Directions: In the listing below, how many lines contain the word "using"? Please respond with the number only.

** start Input rows **

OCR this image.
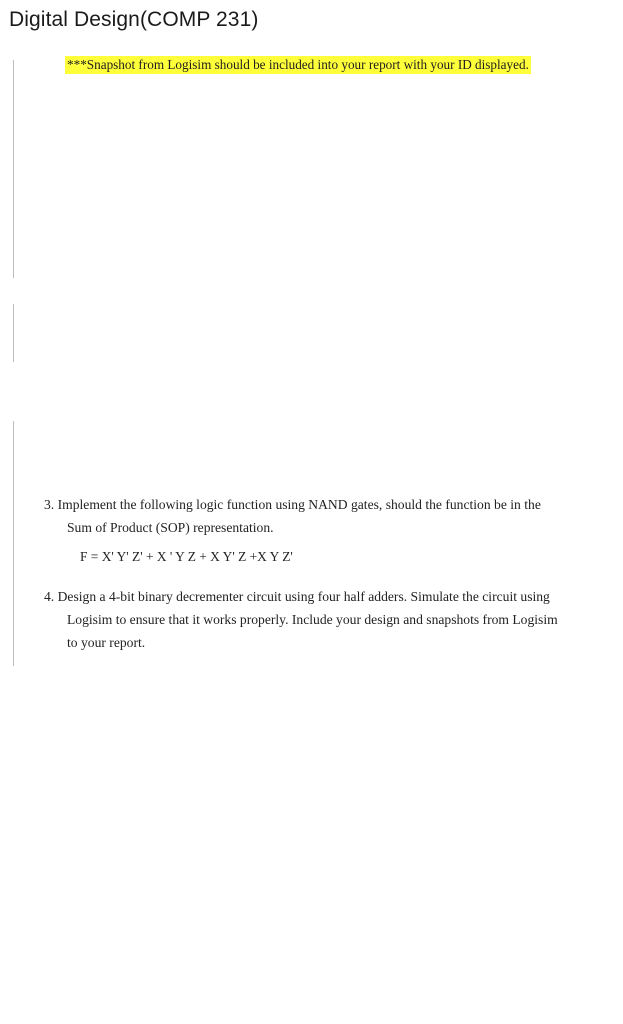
Digital Design(COMP 231)
***Snapshot from Logisim should be included into your report with your ID displayed.
3. Implement the following logic function using NAND gates, should the function be in the
Sum of Product (SOP) representation.
F = X' Y' Z' + X ' Y Z + X Y' Z +X Y Z'
4. Design a 4-bit binary decrementer circuit using four half adders. Simulate the circuit using
Logisim to ensure that it works properly. Include your design and snapshots from Logisim
to your report.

** end Input rows **

Solution to this problem: 2